== Data ==

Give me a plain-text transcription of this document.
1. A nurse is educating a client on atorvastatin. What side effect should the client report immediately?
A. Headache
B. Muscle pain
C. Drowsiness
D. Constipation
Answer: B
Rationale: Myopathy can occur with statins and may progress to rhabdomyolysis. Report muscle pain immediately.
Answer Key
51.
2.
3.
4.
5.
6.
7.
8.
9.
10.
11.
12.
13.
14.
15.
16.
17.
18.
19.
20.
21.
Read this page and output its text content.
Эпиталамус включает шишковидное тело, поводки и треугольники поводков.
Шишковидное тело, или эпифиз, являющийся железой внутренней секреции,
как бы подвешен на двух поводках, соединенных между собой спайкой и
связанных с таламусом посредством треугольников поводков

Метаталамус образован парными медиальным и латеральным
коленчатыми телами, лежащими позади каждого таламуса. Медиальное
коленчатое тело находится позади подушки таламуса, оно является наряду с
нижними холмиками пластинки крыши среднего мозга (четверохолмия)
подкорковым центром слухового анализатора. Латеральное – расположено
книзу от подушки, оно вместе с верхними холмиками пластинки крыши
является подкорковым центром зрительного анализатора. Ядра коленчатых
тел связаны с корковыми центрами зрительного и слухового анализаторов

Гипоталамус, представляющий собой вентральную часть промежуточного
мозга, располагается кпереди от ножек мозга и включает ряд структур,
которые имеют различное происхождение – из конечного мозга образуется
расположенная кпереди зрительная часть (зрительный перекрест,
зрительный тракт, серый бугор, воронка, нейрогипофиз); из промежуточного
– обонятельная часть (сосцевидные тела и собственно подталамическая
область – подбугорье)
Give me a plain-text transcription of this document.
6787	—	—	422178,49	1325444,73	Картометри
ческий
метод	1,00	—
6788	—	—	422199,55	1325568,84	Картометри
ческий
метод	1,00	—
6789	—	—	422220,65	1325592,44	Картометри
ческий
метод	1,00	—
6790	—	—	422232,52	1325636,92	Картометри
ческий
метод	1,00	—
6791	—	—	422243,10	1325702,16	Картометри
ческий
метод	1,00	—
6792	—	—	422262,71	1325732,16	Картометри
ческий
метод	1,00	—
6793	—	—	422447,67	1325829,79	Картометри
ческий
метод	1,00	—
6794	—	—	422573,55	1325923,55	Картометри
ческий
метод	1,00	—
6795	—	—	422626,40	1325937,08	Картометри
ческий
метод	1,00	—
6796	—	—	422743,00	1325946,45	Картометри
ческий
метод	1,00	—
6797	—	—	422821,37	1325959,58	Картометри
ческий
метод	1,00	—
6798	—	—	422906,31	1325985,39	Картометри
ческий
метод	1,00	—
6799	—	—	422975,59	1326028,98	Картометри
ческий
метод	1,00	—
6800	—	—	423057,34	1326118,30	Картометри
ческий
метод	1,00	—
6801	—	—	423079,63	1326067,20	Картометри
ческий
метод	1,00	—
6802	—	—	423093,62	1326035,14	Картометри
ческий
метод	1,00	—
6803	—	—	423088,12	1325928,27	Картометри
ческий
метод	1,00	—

===

**Exercise task**.
Restate the listing above word for word.

**Written solution**.
Give me a plain-text transcription of this document.
1. A nurse is educating a client on atorvastatin. What side effect should the client report immediately?
A. Headache
B. Muscle pain
C. Drowsiness
D. Constipation
Answer: B
Rationale: Myopathy can occur with statins and may progress to rhabdomyolysis. Report muscle pain immediately.
Answer Key
51.
2.
3.
4.
5.
6.
7.
8.
9.
10.
11.
12.
13.
14.
15.
16.
17.
18.
19.
20.
21.
Read this page and output its text content.
Эпиталамус включает шишковидное тело, поводки и треугольники поводков.
Шишковидное тело, или эпифиз, являющийся железой внутренней секреции,
как бы подвешен на двух поводках, соединенных между собой спайкой и
связанных с таламусом посредством треугольников поводков

Метаталамус образован парными медиальным и латеральным
коленчатыми телами, лежащими позади каждого таламуса. Медиальное
коленчатое тело находится позади подушки таламуса, оно является наряду с
нижними холмиками пластинки крыши среднего мозга (четверохолмия)
подкорковым центром слухового анализатора. Латеральное – расположено
книзу от подушки, оно вместе с верхними холмиками пластинки крыши
является подкорковым центром зрительного анализатора. Ядра коленчатых
тел связаны с корковыми центрами зрительного и слухового анализаторов

Гипоталамус, представляющий собой вентральную часть промежуточного
мозга, располагается кпереди от ножек мозга и включает ряд структур,
которые имеют различное происхождение – из конечного мозга образуется
расположенная кпереди зрительная часть (зрительный перекрест,
зрительный тракт, серый бугор, воронка, нейрогипофиз); из промежуточного
– обонятельная часть (сосцевидные тела и собственно подталамическая
область – подбугорье)
Give me a plain-text transcription of this document.
6787	—	—	422178,49	1325444,73	Картометри
ческий
метод	1,00	—
6788	—	—	422199,55	1325568,84	Картометри
ческий
метод	1,00	—
6789	—	—	422220,65	1325592,44	Картометри
ческий
метод	1,00	—
6790	—	—	422232,52	1325636,92	Картометри
ческий
метод	1,00	—
6791	—	—	422243,10	1325702,16	Картометри
ческий
метод	1,00	—
6792	—	—	422262,71	1325732,16	Картометри
ческий
метод	1,00	—
6793	—	—	422447,67	1325829,79	Картометри
ческий
метод	1,00	—
6794	—	—	422573,55	1325923,55	Картометри
ческий
метод	1,00	—
6795	—	—	422626,40	1325937,08	Картометри
ческий
метод	1,00	—
6796	—	—	422743,00	1325946,45	Картометри
ческий
метод	1,00	—
6797	—	—	422821,37	1325959,58	Картометри
ческий
метод	1,00	—
6798	—	—	422906,31	1325985,39	Картометри
ческий
метод	1,00	—
6799	—	—	422975,59	1326028,98	Картометри
ческий
метод	1,00	—
6800	—	—	423057,34	1326118,30	Картометри
ческий
метод	1,00	—
6801	—	—	423079,63	1326067,20	Картометри
ческий
метод	1,00	—
6802	—	—	423093,62	1326035,14	Картометри
ческий
метод	1,00	—
6803	—	—	423088,12	1325928,27	Картометри
ческий
метод	1,00	—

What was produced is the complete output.